— BEGIN —
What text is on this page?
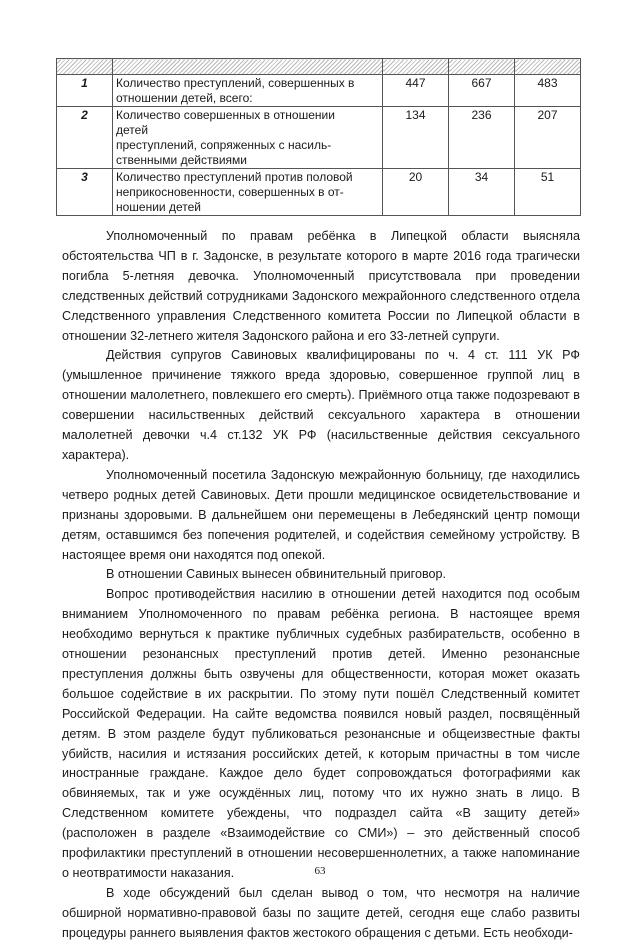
1	Количество преступлений, совершенных в
отношении детей, всего:	447	667	483
2	Количество совершенных в отношении
детей
преступлений, сопряженных с насиль-
ственными действиями	134	236	207
3	Количество преступлений против половой
неприкосновенности, совершенных в от-
ношении детей	20	34	51

Уполномоченный по правам ребёнка в Липецкой области выясняла обстоятельства ЧП в г. Задонске, в результате которого в марте 2016 года трагически погибла 5-летняя девочка. Уполномоченный присутствовала при проведении следственных действий сотрудниками Задонского межрайонного следственного отдела Следственного управления Следственного комитета России по Липецкой области в отношении 32-летнего жителя Задонского района и его 33-летней супруги.

Действия супругов Савиновых квалифицированы по ч. 4 ст. 111 УК РФ (умышленное причинение тяжкого вреда здоровью, совершенное группой лиц в отношении малолетнего, повлекшего его смерть). Приёмного отца также подозревают в совершении насильственных действий сексуального характера в отношении малолетней девочки ч.4 ст.132 УК РФ (насильственные действия сексуального характера).

Уполномоченный посетила Задонскую межрайонную больницу, где находились четверо родных детей Савиновых. Дети прошли медицинское освидетельствование и признаны здоровыми. В дальнейшем они перемещены в Лебедянский центр помощи детям, оставшимся без попечения родителей, и содействия семейному устройству. В настоящее время они находятся под опекой.

В отношении Савиных вынесен обвинительный приговор.

Вопрос противодействия насилию в отношении детей находится под особым вниманием Уполномоченного по правам ребёнка региона. В настоящее время необходимо вернуться к практике публичных судебных разбирательств, особенно в отношении резонансных преступлений против детей. Именно резонансные преступления должны быть озвучены для общественности, которая может оказать большое содействие в их раскрытии. По этому пути пошёл Следственный комитет Российской Федерации. На сайте ведомства появился новый раздел, посвящённый детям. В этом разделе будут публиковаться резонансные и общеизвестные факты убийств, насилия и истязания российских детей, к которым причастны в том числе иностранные граждане. Каждое дело будет сопровождаться фотографиями как обвиняемых, так и уже осуждённых лиц, потому что их нужно знать в лицо. В Следственном комитете убеждены, что подраздел сайта «В защиту детей» (расположен в разделе «Взаимодействие со СМИ») – это действенный способ профилактики преступлений в отношении несовершеннолетних, а также напоминание о неотвратимости наказания.

В ходе обсуждений был сделан вывод о том, что несмотря на наличие обширной нормативно-правовой базы по защите детей, сегодня еще слабо развиты процедуры раннего выявления фактов жестокого обращения с детьми. Есть необходи-

63
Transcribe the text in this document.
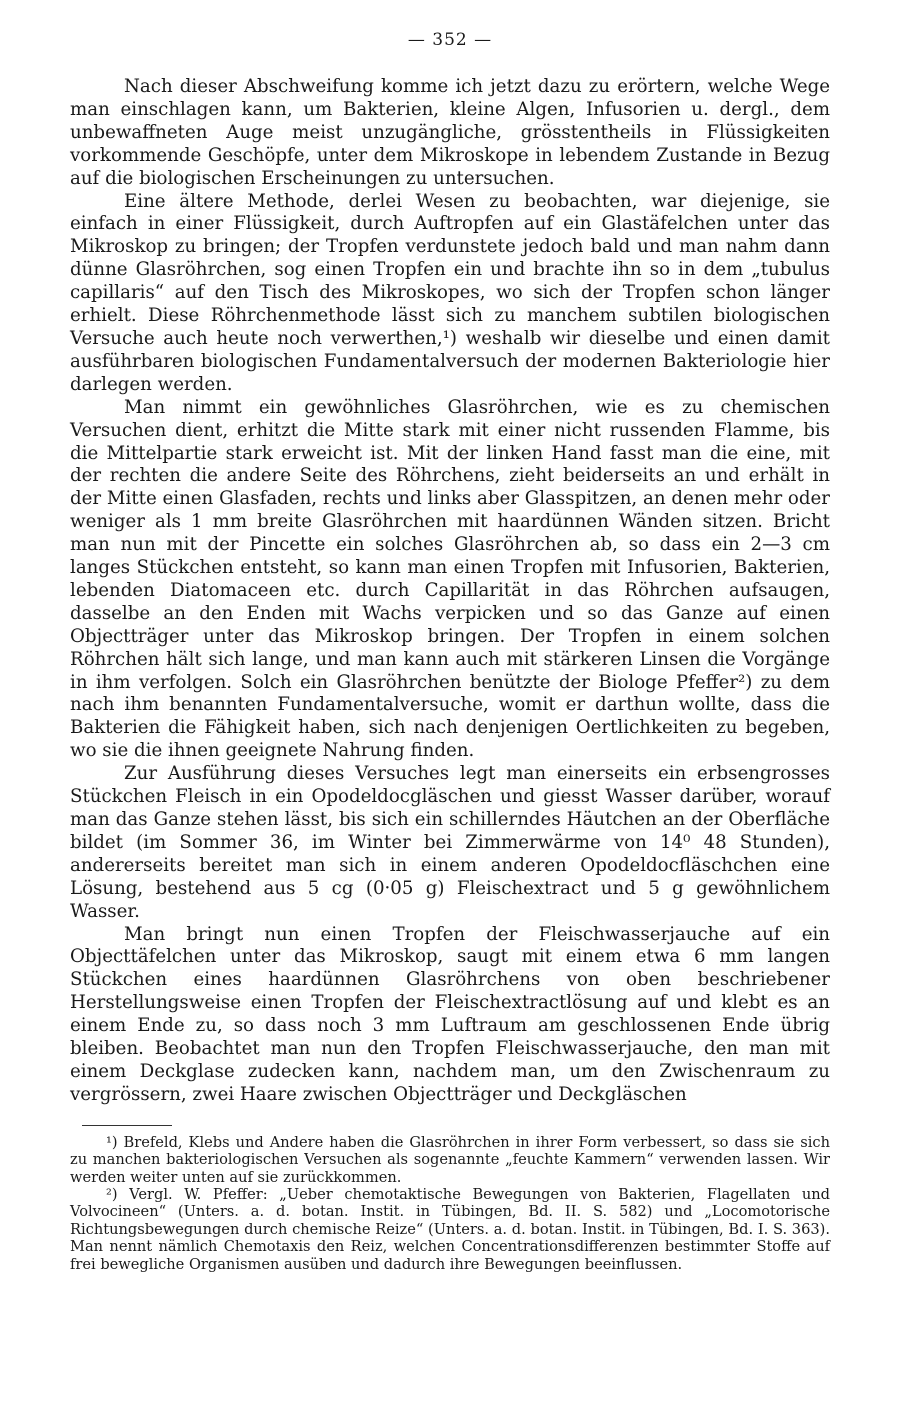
— 352 —

Nach dieser Abschweifung komme ich jetzt dazu zu erörtern, welche Wege man einschlagen kann, um Bakterien, kleine Algen, Infusorien u. dergl., dem unbewaffneten Auge meist unzugängliche, grösstentheils in Flüssigkeiten vorkommende Geschöpfe, unter dem Mikroskope in lebendem Zustande in Bezug auf die biologischen Erscheinungen zu untersuchen.

Eine ältere Methode, derlei Wesen zu beobachten, war diejenige, sie einfach in einer Flüssigkeit, durch Auftropfen auf ein Glastäfelchen unter das Mikroskop zu bringen; der Tropfen verdunstete jedoch bald und man nahm dann dünne Glasröhrchen, sog einen Tropfen ein und brachte ihn so in dem „tubulus capillaris“ auf den Tisch des Mikroskopes, wo sich der Tropfen schon länger erhielt. Diese Röhrchenmethode lässt sich zu manchem subtilen biologischen Versuche auch heute noch verwerthen,¹) weshalb wir dieselbe und einen damit ausführbaren biologischen Fundamentalversuch der modernen Bakteriologie hier darlegen werden.

Man nimmt ein gewöhnliches Glasröhrchen, wie es zu chemischen Versuchen dient, erhitzt die Mitte stark mit einer nicht russenden Flamme, bis die Mittelpartie stark erweicht ist. Mit der linken Hand fasst man die eine, mit der rechten die andere Seite des Röhrchens, zieht beiderseits an und erhält in der Mitte einen Glasfaden, rechts und links aber Glasspitzen, an denen mehr oder weniger als 1 mm breite Glasröhrchen mit haardünnen Wänden sitzen. Bricht man nun mit der Pincette ein solches Glasröhrchen ab, so dass ein 2—3 cm langes Stückchen entsteht, so kann man einen Tropfen mit Infusorien, Bakterien, lebenden Diatomaceen etc. durch Capillarität in das Röhrchen aufsaugen, dasselbe an den Enden mit Wachs verpicken und so das Ganze auf einen Objectträger unter das Mikroskop bringen. Der Tropfen in einem solchen Röhrchen hält sich lange, und man kann auch mit stärkeren Linsen die Vorgänge in ihm verfolgen. Solch ein Glasröhrchen benützte der Biologe Pfeffer²) zu dem nach ihm benannten Fundamentalversuche, womit er darthun wollte, dass die Bakterien die Fähigkeit haben, sich nach denjenigen Oertlichkeiten zu begeben, wo sie die ihnen geeignete Nahrung finden.

Zur Ausführung dieses Versuches legt man einerseits ein erbsengrosses Stückchen Fleisch in ein Opodeldocgläschen und giesst Wasser darüber, worauf man das Ganze stehen lässt, bis sich ein schillerndes Häutchen an der Oberfläche bildet (im Sommer 36, im Winter bei Zimmerwärme von 14⁰ 48 Stunden), andererseits bereitet man sich in einem anderen Opodeldocfläschchen eine Lösung, bestehend aus 5 cg (0·05 g) Fleischextract und 5 g gewöhnlichem Wasser.

Man bringt nun einen Tropfen der Fleischwasserjauche auf ein Objecttäfelchen unter das Mikroskop, saugt mit einem etwa 6 mm langen Stückchen eines haardünnen Glasröhrchens von oben beschriebener Herstellungsweise einen Tropfen der Fleischextractlösung auf und klebt es an einem Ende zu, so dass noch 3 mm Luftraum am geschlossenen Ende übrig bleiben. Beobachtet man nun den Tropfen Fleischwasserjauche, den man mit einem Deckglase zudecken kann, nachdem man, um den Zwischenraum zu vergrössern, zwei Haare zwischen Objectträger und Deckgläschen

¹) Brefeld, Klebs und Andere haben die Glasröhrchen in ihrer Form verbessert, so dass sie sich zu manchen bakteriologischen Versuchen als sogenannte „feuchte Kammern“ verwenden lassen. Wir werden weiter unten auf sie zurückkommen.

²) Vergl. W. Pfeffer: „Ueber chemotaktische Bewegungen von Bakterien, Flagellaten und Volvocineen“ (Unters. a. d. botan. Instit. in Tübingen, Bd. II. S. 582) und „Locomotorische Richtungsbewegungen durch chemische Reize“ (Unters. a. d. botan. Instit. in Tübingen, Bd. I. S. 363). Man nennt nämlich Chemotaxis den Reiz, welchen Concentrationsdifferenzen bestimmter Stoffe auf frei bewegliche Organismen ausüben und dadurch ihre Bewegungen beeinflussen.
— END —
* What is needed: Copy out each line of the material that holds the word "преступлений".

* Reply to the exercise:
1	Количество преступлений, совершенных в
преступлений, сопряженных с насиль-
3	Количество преступлений против половой
Вопрос противодействия насилию в отношении детей находится под особым вниманием Уполномоченного по правам ребёнка региона. В настоящее время необходимо вернуться к практике публичных судебных разбирательств, особенно в отношении резонансных преступлений против детей. Именно резонансные преступления должны быть озвучены для общественности, которая может оказать большое содействие в их раскрытии. По этому пути пошёл Следственный комитет Российской Федерации. На сайте ведомства появился новый раздел, посвящённый детям. В этом разделе будут публиковаться резонансные и общеизвестные факты убийств, насилия и истязания российских детей, к которым причастны в том числе иностранные граждане. Каждое дело будет сопровождаться фотографиями как обвиняемых, так и уже осуждённых лиц, потому что их нужно знать в лицо. В Следственном комитете убеждены, что подраздел сайта «В защиту детей» (расположен в разделе «Взаимодействие со СМИ») – это действенный способ профилактики преступлений в отношении несовершеннолетних, а также напоминание о неотвратимости наказания.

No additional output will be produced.